··· Records shown

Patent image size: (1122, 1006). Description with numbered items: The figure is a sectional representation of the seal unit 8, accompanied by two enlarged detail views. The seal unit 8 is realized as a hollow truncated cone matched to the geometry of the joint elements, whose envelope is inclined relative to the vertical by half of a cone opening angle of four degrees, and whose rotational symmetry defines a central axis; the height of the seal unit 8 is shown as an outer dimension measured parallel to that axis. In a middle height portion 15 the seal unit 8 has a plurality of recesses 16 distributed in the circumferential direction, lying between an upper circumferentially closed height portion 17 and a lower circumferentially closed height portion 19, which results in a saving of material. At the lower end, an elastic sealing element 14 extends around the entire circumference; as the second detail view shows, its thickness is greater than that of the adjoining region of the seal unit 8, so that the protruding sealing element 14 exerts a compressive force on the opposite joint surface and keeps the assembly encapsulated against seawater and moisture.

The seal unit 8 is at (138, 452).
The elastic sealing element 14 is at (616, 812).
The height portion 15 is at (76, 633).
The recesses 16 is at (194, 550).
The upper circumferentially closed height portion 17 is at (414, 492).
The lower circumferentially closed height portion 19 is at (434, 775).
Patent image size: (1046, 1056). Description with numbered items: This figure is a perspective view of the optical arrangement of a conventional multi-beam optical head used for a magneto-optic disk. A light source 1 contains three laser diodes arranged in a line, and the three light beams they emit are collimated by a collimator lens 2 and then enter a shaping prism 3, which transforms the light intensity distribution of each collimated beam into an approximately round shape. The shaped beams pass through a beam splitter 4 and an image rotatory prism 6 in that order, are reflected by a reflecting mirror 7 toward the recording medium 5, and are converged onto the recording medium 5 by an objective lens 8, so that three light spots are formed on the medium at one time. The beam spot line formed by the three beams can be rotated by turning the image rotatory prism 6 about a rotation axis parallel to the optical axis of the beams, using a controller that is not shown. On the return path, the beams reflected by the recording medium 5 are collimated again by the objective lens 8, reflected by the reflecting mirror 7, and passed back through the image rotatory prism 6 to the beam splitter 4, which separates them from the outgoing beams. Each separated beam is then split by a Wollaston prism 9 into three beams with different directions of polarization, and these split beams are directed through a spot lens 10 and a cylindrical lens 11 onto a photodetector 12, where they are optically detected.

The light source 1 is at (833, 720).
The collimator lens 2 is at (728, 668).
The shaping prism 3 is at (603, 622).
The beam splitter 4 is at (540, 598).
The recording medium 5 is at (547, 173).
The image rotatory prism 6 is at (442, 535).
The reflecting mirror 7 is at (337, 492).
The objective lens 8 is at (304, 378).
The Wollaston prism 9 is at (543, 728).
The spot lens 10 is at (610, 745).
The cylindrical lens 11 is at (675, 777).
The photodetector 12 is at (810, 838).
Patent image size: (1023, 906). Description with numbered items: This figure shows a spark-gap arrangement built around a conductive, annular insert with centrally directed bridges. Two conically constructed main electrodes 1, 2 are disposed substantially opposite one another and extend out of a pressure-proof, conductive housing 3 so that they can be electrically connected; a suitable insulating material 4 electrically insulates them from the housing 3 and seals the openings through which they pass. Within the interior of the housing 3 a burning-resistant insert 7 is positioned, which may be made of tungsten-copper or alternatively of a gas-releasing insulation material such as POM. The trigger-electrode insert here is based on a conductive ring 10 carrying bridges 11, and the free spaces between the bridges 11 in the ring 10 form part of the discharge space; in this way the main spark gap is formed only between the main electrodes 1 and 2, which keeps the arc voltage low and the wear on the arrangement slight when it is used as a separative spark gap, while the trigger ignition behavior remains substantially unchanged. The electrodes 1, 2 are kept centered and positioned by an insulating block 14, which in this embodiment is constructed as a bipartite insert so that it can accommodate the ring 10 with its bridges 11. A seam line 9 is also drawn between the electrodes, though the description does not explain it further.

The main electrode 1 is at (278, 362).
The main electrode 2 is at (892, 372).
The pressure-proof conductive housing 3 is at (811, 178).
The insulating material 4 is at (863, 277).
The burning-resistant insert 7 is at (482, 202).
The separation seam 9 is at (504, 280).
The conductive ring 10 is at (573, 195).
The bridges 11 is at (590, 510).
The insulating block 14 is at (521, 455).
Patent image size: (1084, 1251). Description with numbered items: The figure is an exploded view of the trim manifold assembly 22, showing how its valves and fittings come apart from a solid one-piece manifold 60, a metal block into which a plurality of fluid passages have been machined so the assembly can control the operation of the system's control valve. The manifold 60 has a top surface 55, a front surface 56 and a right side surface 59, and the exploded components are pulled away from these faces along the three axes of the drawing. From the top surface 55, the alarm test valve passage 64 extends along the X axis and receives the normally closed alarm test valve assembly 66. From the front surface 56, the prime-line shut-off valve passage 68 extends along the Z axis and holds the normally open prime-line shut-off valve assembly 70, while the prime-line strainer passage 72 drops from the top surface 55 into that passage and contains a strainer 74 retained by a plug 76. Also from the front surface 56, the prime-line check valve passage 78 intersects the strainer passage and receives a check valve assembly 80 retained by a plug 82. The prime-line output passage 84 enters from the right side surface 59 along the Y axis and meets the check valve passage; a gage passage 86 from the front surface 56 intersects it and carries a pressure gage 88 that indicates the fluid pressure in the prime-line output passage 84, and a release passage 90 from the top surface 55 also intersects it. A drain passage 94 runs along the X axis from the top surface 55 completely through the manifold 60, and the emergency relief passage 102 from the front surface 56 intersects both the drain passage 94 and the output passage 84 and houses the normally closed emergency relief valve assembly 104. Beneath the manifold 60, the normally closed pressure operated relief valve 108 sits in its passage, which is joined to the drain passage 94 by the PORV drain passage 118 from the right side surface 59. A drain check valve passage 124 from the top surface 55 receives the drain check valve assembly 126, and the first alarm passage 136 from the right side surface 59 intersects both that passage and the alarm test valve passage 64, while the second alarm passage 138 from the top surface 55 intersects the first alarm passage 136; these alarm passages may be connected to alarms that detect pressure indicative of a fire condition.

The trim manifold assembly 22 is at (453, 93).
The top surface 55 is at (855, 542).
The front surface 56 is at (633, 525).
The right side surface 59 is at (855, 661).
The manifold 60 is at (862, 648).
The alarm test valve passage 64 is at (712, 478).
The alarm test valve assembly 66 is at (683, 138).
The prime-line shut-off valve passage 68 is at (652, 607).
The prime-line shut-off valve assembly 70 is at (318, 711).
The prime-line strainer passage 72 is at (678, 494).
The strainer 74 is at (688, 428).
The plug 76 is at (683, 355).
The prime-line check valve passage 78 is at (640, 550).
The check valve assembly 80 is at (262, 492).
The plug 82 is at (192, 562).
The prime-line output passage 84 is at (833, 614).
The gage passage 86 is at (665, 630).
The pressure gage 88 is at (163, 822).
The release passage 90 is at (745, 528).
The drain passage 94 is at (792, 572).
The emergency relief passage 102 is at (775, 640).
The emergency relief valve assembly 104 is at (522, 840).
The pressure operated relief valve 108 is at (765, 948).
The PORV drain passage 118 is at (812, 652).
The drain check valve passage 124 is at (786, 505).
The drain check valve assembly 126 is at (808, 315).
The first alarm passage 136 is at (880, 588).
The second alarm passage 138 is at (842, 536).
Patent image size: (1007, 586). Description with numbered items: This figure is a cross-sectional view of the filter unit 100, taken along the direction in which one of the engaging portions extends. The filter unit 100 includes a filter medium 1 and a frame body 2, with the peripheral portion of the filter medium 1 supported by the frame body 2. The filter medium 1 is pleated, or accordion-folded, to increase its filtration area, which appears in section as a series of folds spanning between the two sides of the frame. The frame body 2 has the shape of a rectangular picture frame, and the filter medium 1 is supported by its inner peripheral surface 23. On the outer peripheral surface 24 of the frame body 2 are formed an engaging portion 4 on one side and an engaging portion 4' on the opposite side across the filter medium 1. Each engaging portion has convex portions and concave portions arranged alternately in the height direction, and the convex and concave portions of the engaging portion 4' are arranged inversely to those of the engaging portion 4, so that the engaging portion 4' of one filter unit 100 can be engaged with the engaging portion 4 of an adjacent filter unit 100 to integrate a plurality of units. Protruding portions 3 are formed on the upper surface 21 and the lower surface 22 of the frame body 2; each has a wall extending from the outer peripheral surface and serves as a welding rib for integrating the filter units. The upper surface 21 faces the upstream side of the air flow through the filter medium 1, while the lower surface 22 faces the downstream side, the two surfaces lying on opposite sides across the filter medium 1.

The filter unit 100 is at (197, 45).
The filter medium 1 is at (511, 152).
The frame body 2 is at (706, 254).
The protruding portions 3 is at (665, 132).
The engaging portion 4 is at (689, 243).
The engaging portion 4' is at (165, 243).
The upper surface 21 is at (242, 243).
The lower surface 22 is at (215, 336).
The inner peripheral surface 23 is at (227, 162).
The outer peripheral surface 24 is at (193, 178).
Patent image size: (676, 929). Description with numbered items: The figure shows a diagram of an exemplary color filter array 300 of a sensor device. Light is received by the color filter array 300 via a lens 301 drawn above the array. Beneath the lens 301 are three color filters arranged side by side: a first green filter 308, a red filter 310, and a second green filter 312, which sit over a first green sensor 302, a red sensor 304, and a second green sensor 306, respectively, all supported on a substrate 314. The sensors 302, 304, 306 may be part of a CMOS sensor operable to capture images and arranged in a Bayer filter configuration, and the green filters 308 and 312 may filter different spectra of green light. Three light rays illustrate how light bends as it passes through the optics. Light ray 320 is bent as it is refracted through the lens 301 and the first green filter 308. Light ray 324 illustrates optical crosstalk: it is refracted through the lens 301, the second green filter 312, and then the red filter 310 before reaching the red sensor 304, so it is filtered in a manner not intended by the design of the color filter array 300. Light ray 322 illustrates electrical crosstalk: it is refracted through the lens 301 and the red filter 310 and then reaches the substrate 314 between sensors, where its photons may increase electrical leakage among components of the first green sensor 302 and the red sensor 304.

······

• **Goal**: Copy out word for word every line from the start of the records through the line containing "The height portion 15 is at (76, 633).", including that line.

• **Complete response**:
Patent image size: (1122, 1006). Description with numbered items: The figure is a sectional representation of the seal unit 8, accompanied by two enlarged detail views. The seal unit 8 is realized as a hollow truncated cone matched to the geometry of the joint elements, whose envelope is inclined relative to the vertical by half of a cone opening angle of four degrees, and whose rotational symmetry defines a central axis; the height of the seal unit 8 is shown as an outer dimension measured parallel to that axis. In a middle height portion 15 the seal unit 8 has a plurality of recesses 16 distributed in the circumferential direction, lying between an upper circumferentially closed height portion 17 and a lower circumferentially closed height portion 19, which results in a saving of material. At the lower end, an elastic sealing element 14 extends around the entire circumference; as the second detail view shows, its thickness is greater than that of the adjoining region of the seal unit 8, so that the protruding sealing element 14 exerts a compressive force on the opposite joint surface and keeps the assembly encapsulated against seawater and moisture.

The seal unit 8 is at (138, 452).
The elastic sealing element 14 is at (616, 812).
The height portion 15 is at (76, 633).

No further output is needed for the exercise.